## TO DO
Transcribe everything in the data word for word. Pictures are left out.

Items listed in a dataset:
^^^^
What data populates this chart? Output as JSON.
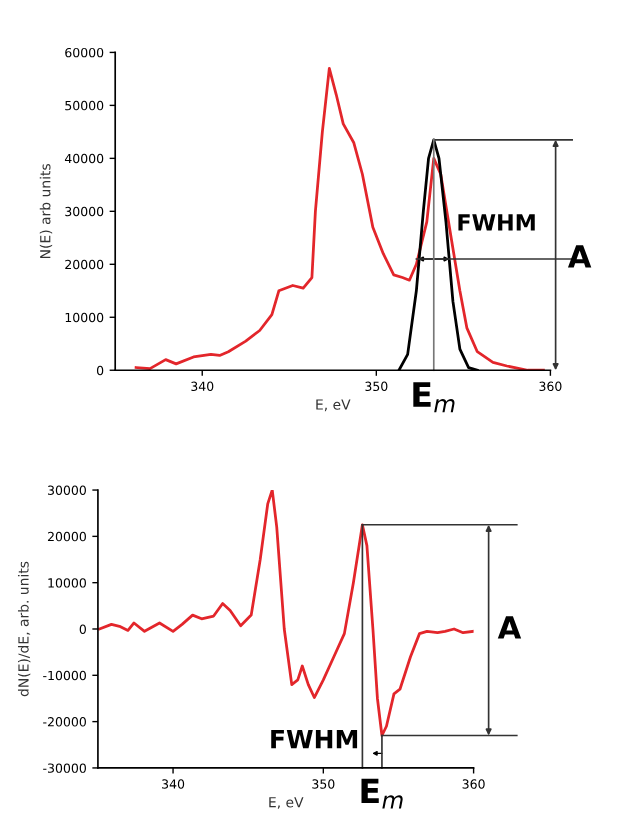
{
  "chart_data": [
    {
      "type": "line",
      "xlabel": "E, eV",
      "ylabel": "N(E) arb units",
      "xlim": [
        335,
        360
      ],
      "ylim": [
        0,
        60000
      ],
      "xticks": [
        340,
        350,
        360
      ],
      "yticks": [
        0,
        10000,
        20000,
        30000,
        40000,
        50000,
        60000
      ],
      "grid": false,
      "ref_lines": [
        {
          "axis": "y",
          "value": 43500,
          "color": "#333333"
        },
        {
          "axis": "y",
          "value": 21000,
          "color": "#333333"
        },
        {
          "axis": "x",
          "value": 353.3,
          "color": "#777777"
        }
      ],
      "annotations": [
        "FWHM",
        "A",
        "E$_{m}$"
      ],
      "series": [
        {
          "color": "#e3262b",
          "x": [
            336.2,
            337,
            337.9,
            338.5,
            339.5,
            340.5,
            341,
            341.5,
            342.5,
            343.3,
            344,
            344.4,
            345.2,
            345.8,
            346.3,
            346.5,
            346.9,
            347.3,
            347.7,
            348.1,
            348.7,
            349.2,
            349.8,
            350.4,
            351,
            351.5,
            351.9,
            352.3,
            352.9,
            353.3,
            353.7,
            354.2,
            354.8,
            355.2,
            355.8,
            356.7,
            357.5,
            358.7,
            359.6
          ],
          "values": [
            500,
            300,
            2000,
            1200,
            2500,
            3000,
            2800,
            3500,
            5500,
            7500,
            10500,
            15000,
            16000,
            15500,
            17500,
            30000,
            45000,
            57000,
            52000,
            46500,
            43000,
            37000,
            27000,
            22000,
            18000,
            17500,
            17000,
            20000,
            28000,
            40000,
            37000,
            27000,
            15000,
            8000,
            3500,
            1500,
            800,
            0,
            0
          ]
        },
        {
          "color": "#000000",
          "x": [
            351.3,
            351.8,
            352.3,
            352.7,
            353.0,
            353.3,
            353.6,
            354.0,
            354.4,
            354.8,
            355.3,
            355.8
          ],
          "values": [
            0,
            3000,
            15000,
            30000,
            40000,
            43500,
            40000,
            28000,
            13000,
            4000,
            500,
            0
          ]
        }
      ]
    },
    {
      "type": "line",
      "xlabel": "E, eV",
      "ylabel": "dN(E)/dE, arb. units",
      "xlim": [
        335,
        360
      ],
      "ylim": [
        -30000,
        30000
      ],
      "xticks": [
        340,
        350,
        360
      ],
      "yticks": [
        -30000,
        -20000,
        -10000,
        0,
        10000,
        20000,
        30000
      ],
      "grid": false,
      "ref_lines": [
        {
          "axis": "y",
          "value": 22500,
          "color": "#333333"
        },
        {
          "axis": "y",
          "value": -23000,
          "color": "#333333"
        },
        {
          "axis": "x",
          "value": 352.6,
          "color": "#333333"
        },
        {
          "axis": "x",
          "value": 353.9,
          "color": "#333333"
        }
      ],
      "annotations": [
        "FWHM",
        "A",
        "E$_{m}$"
      ],
      "series": [
        {
          "color": "#e3262b",
          "x": [
            335.1,
            335.9,
            336.5,
            337,
            337.4,
            338.1,
            339.1,
            340,
            340.6,
            341.3,
            341.9,
            342.7,
            343.3,
            343.8,
            344.5,
            345.2,
            345.8,
            346.3,
            346.6,
            346.9,
            347.4,
            347.9,
            348.3,
            348.6,
            349,
            349.4,
            350,
            350.7,
            351.4,
            352,
            352.6,
            352.9,
            353.3,
            353.6,
            353.9,
            354.2,
            354.7,
            355.1,
            355.8,
            356.4,
            356.9,
            357.6,
            358.1,
            358.7,
            359.3,
            360
          ],
          "values": [
            0,
            1000,
            500,
            -300,
            1300,
            -500,
            1300,
            -500,
            1000,
            3000,
            2200,
            2800,
            5500,
            4000,
            700,
            3000,
            15000,
            27000,
            30000,
            22000,
            0,
            -12000,
            -11000,
            -8000,
            -12000,
            -14800,
            -11000,
            -6000,
            -1000,
            10000,
            22500,
            18000,
            0,
            -15000,
            -23000,
            -21000,
            -14000,
            -13000,
            -6000,
            -1000,
            -500,
            -800,
            -500,
            0,
            -800,
            -500
          ]
        }
      ]
    }
  ]
}
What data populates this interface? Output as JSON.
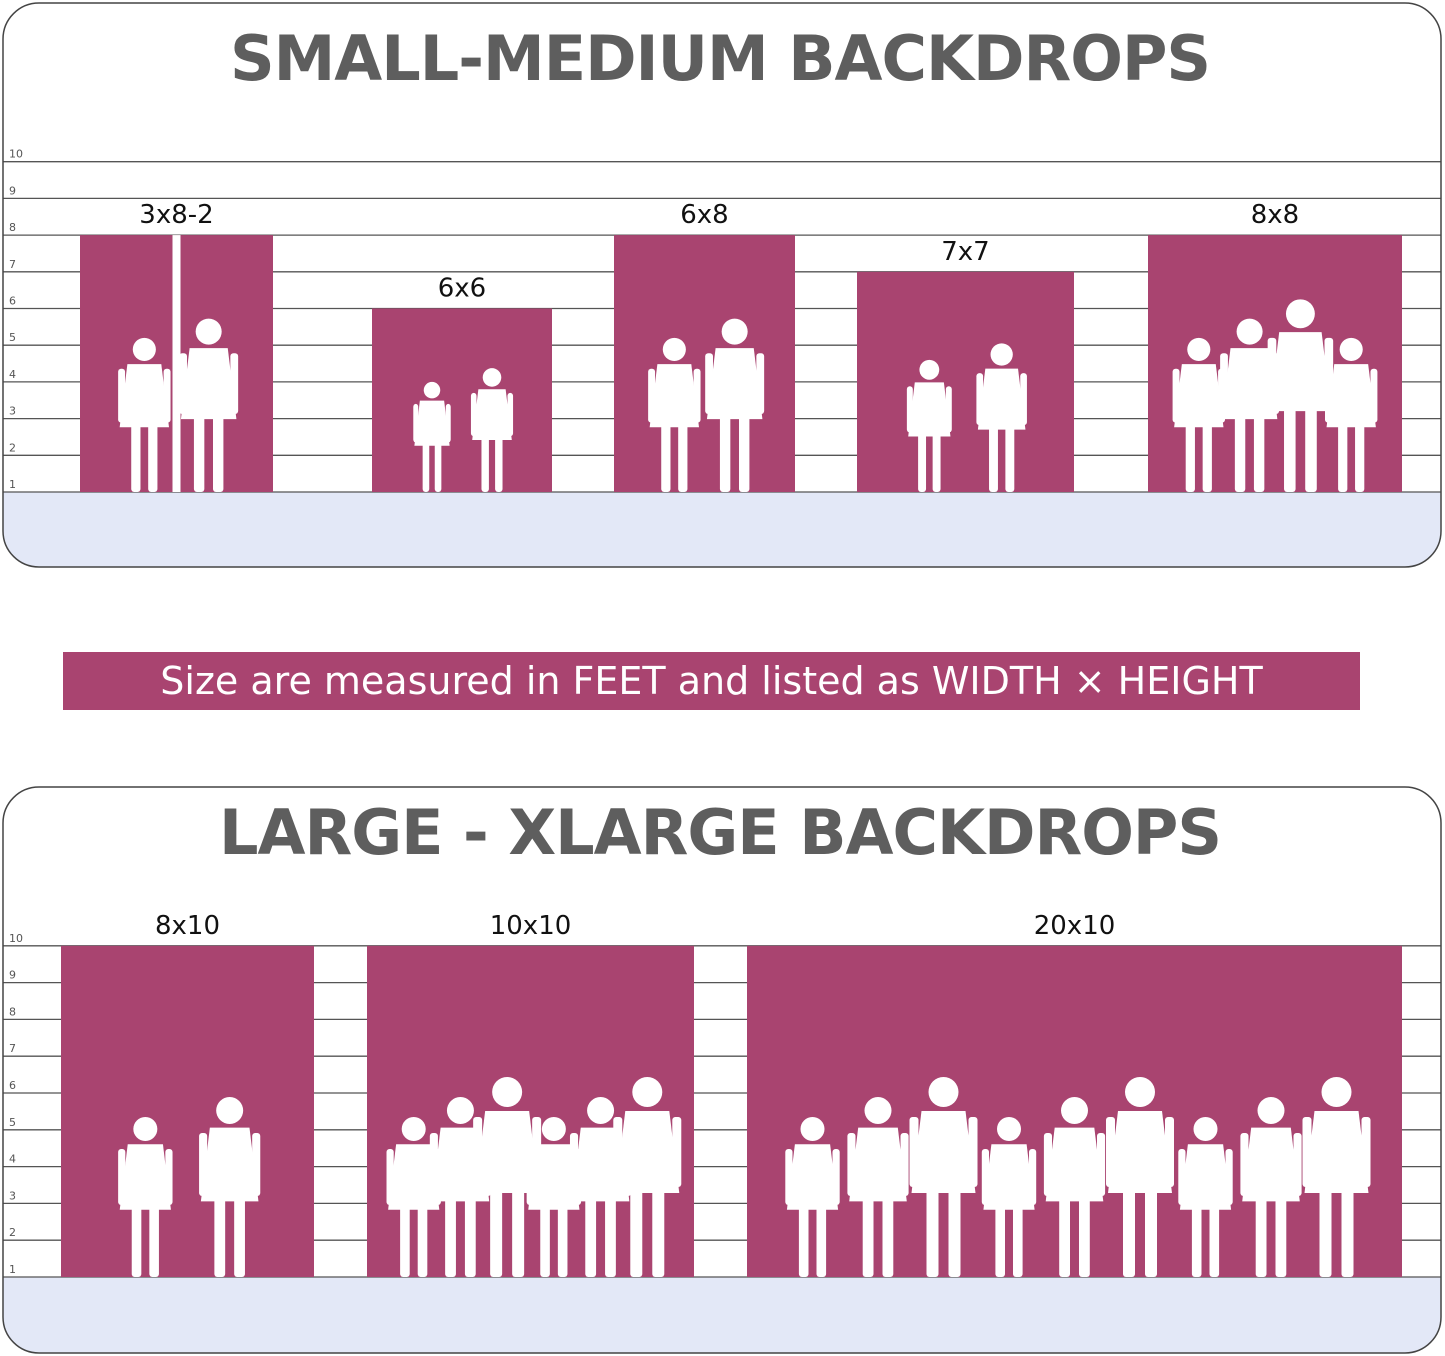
{
  "colors": {
    "backdrop": "#a94470",
    "floor": "#e3e8f7",
    "title": "#5e5e5e",
    "silhouette": "#ffffff"
  },
  "scale_ticks": [
    "1",
    "2",
    "3",
    "4",
    "5",
    "6",
    "7",
    "8",
    "9",
    "10"
  ],
  "panels": [
    {
      "title": "SMALL-MEDIUM BACKDROPS",
      "backdrops": [
        {
          "label": "3x8-2",
          "width_ft": 3,
          "height_ft": 8,
          "panels": 2,
          "people": 2
        },
        {
          "label": "6x6",
          "width_ft": 6,
          "height_ft": 6,
          "panels": 1,
          "people": 2
        },
        {
          "label": "6x8",
          "width_ft": 6,
          "height_ft": 8,
          "panels": 1,
          "people": 2
        },
        {
          "label": "7x7",
          "width_ft": 7,
          "height_ft": 7,
          "panels": 1,
          "people": 2
        },
        {
          "label": "8x8",
          "width_ft": 8,
          "height_ft": 8,
          "panels": 1,
          "people": 4
        }
      ]
    },
    {
      "title": "LARGE - XLARGE BACKDROPS",
      "backdrops": [
        {
          "label": "8x10",
          "width_ft": 8,
          "height_ft": 10,
          "panels": 1,
          "people": 2
        },
        {
          "label": "10x10",
          "width_ft": 10,
          "height_ft": 10,
          "panels": 1,
          "people": 6
        },
        {
          "label": "20x10",
          "width_ft": 20,
          "height_ft": 10,
          "panels": 1,
          "people": 9
        }
      ]
    }
  ],
  "banner": {
    "text": "Size are measured in FEET and listed as WIDTH × HEIGHT"
  }
}
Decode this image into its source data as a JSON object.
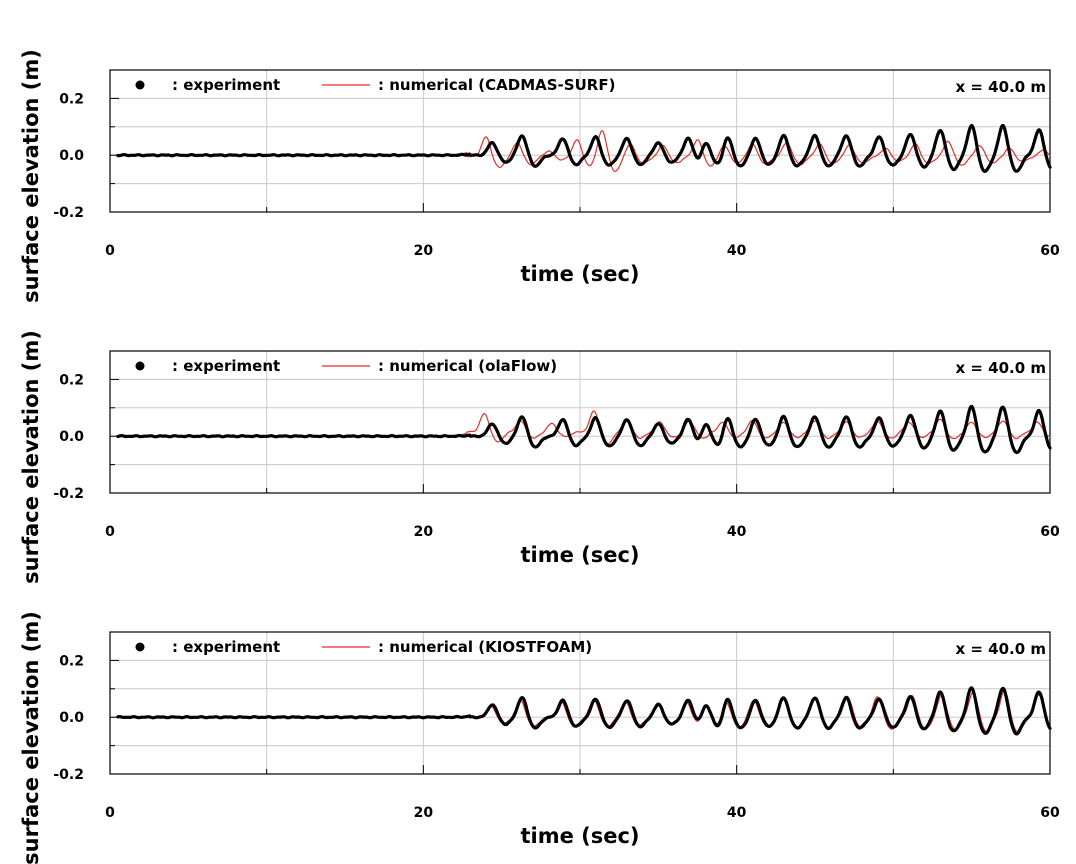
^^^^
## RIGHT ANSWER
What data populates this chart? Output as JSON.
{
  "chart_data": [
    {
      "type": "line",
      "xlabel": "E, eV",
      "ylabel": "N(E) arb units",
      "xlim": [
        335,
        360
      ],
      "ylim": [
        0,
        60000
      ],
      "xticks": [
        340,
        350,
        360
      ],
      "yticks": [
        0,
        10000,
        20000,
        30000,
        40000,
        50000,
        60000
      ],
      "grid": false,
      "ref_lines": [
        {
          "axis": "y",
          "value": 43500,
          "color": "#333333"
        },
        {
          "axis": "y",
          "value": 21000,
          "color": "#333333"
        },
        {
          "axis": "x",
          "value": 353.3,
          "color": "#777777"
        }
      ],
      "annotations": [
        "FWHM",
        "A",
        "E$_{m}$"
      ],
      "series": [
        {
          "color": "#e3262b",
          "x": [
            336.2,
            337,
            337.9,
            338.5,
            339.5,
            340.5,
            341,
            341.5,
            342.5,
            343.3,
            344,
            344.4,
            345.2,
            345.8,
            346.3,
            346.5,
            346.9,
            347.3,
            347.7,
            348.1,
            348.7,
            349.2,
            349.8,
            350.4,
            351,
            351.5,
            351.9,
            352.3,
            352.9,
            353.3,
            353.7,
            354.2,
            354.8,
            355.2,
            355.8,
            356.7,
            357.5,
            358.7,
            359.6
          ],
          "values": [
            500,
            300,
            2000,
            1200,
            2500,
            3000,
            2800,
            3500,
            5500,
            7500,
            10500,
            15000,
            16000,
            15500,
            17500,
            30000,
            45000,
            57000,
            52000,
            46500,
            43000,
            37000,
            27000,
            22000,
            18000,
            17500,
            17000,
            20000,
            28000,
            40000,
            37000,
            27000,
            15000,
            8000,
            3500,
            1500,
            800,
            0,
            0
          ]
        },
        {
          "color": "#000000",
          "x": [
            351.3,
            351.8,
            352.3,
            352.7,
            353.0,
            353.3,
            353.6,
            354.0,
            354.4,
            354.8,
            355.3,
            355.8
          ],
          "values": [
            0,
            3000,
            15000,
            30000,
            40000,
            43500,
            40000,
            28000,
            13000,
            4000,
            500,
            0
          ]
        }
      ]
    },
    {
      "type": "line",
      "xlabel": "E, eV",
      "ylabel": "dN(E)/dE, arb. units",
      "xlim": [
        335,
        360
      ],
      "ylim": [
        -30000,
        30000
      ],
      "xticks": [
        340,
        350,
        360
      ],
      "yticks": [
        -30000,
        -20000,
        -10000,
        0,
        10000,
        20000,
        30000
      ],
      "grid": false,
      "ref_lines": [
        {
          "axis": "y",
          "value": 22500,
          "color": "#333333"
        },
        {
          "axis": "y",
          "value": -23000,
          "color": "#333333"
        },
        {
          "axis": "x",
          "value": 352.6,
          "color": "#333333"
        },
        {
          "axis": "x",
          "value": 353.9,
          "color": "#333333"
        }
      ],
      "annotations": [
        "FWHM",
        "A",
        "E$_{m}$"
      ],
      "series": [
        {
          "color": "#e3262b",
          "x": [
            335.1,
            335.9,
            336.5,
            337,
            337.4,
            338.1,
            339.1,
            340,
            340.6,
            341.3,
            341.9,
            342.7,
            343.3,
            343.8,
            344.5,
            345.2,
            345.8,
            346.3,
            346.6,
            346.9,
            347.4,
            347.9,
            348.3,
            348.6,
            349,
            349.4,
            350,
            350.7,
            351.4,
            352,
            352.6,
            352.9,
            353.3,
            353.6,
            353.9,
            354.2,
            354.7,
            355.1,
            355.8,
            356.4,
            356.9,
            357.6,
            358.1,
            358.7,
            359.3,
            360
          ],
          "values": [
            0,
            1000,
            500,
            -300,
            1300,
            -500,
            1300,
            -500,
            1000,
            3000,
            2200,
            2800,
            5500,
            4000,
            700,
            3000,
            15000,
            27000,
            30000,
            22000,
            0,
            -12000,
            -11000,
            -8000,
            -12000,
            -14800,
            -11000,
            -6000,
            -1000,
            10000,
            22500,
            18000,
            0,
            -15000,
            -23000,
            -21000,
            -14000,
            -13000,
            -6000,
            -1000,
            -500,
            -800,
            -500,
            0,
            -800,
            -500
          ]
        }
      ]
    }
  ]
}
What data populates this interface? Output as JSON.
{
  "colors": {
    "backdrop": "#a94470",
    "floor": "#e3e8f7",
    "title": "#5e5e5e",
    "silhouette": "#ffffff"
  },
  "scale_ticks": [
    "1",
    "2",
    "3",
    "4",
    "5",
    "6",
    "7",
    "8",
    "9",
    "10"
  ],
  "panels": [
    {
      "title": "SMALL-MEDIUM BACKDROPS",
      "backdrops": [
        {
          "label": "3x8-2",
          "width_ft": 3,
          "height_ft": 8,
          "panels": 2,
          "people": 2
        },
        {
          "label": "6x6",
          "width_ft": 6,
          "height_ft": 6,
          "panels": 1,
          "people": 2
        },
        {
          "label": "6x8",
          "width_ft": 6,
          "height_ft": 8,
          "panels": 1,
          "people": 2
        },
        {
          "label": "7x7",
          "width_ft": 7,
          "height_ft": 7,
          "panels": 1,
          "people": 2
        },
        {
          "label": "8x8",
          "width_ft": 8,
          "height_ft": 8,
          "panels": 1,
          "people": 4
        }
      ]
    },
    {
      "title": "LARGE - XLARGE BACKDROPS",
      "backdrops": [
        {
          "label": "8x10",
          "width_ft": 8,
          "height_ft": 10,
          "panels": 1,
          "people": 2
        },
        {
          "label": "10x10",
          "width_ft": 10,
          "height_ft": 10,
          "panels": 1,
          "people": 6
        },
        {
          "label": "20x10",
          "width_ft": 20,
          "height_ft": 10,
          "panels": 1,
          "people": 9
        }
      ]
    }
  ],
  "banner": {
    "text": "Size are measured in FEET and listed as WIDTH × HEIGHT"
  }
}
Decode this image into its source data as a JSON object.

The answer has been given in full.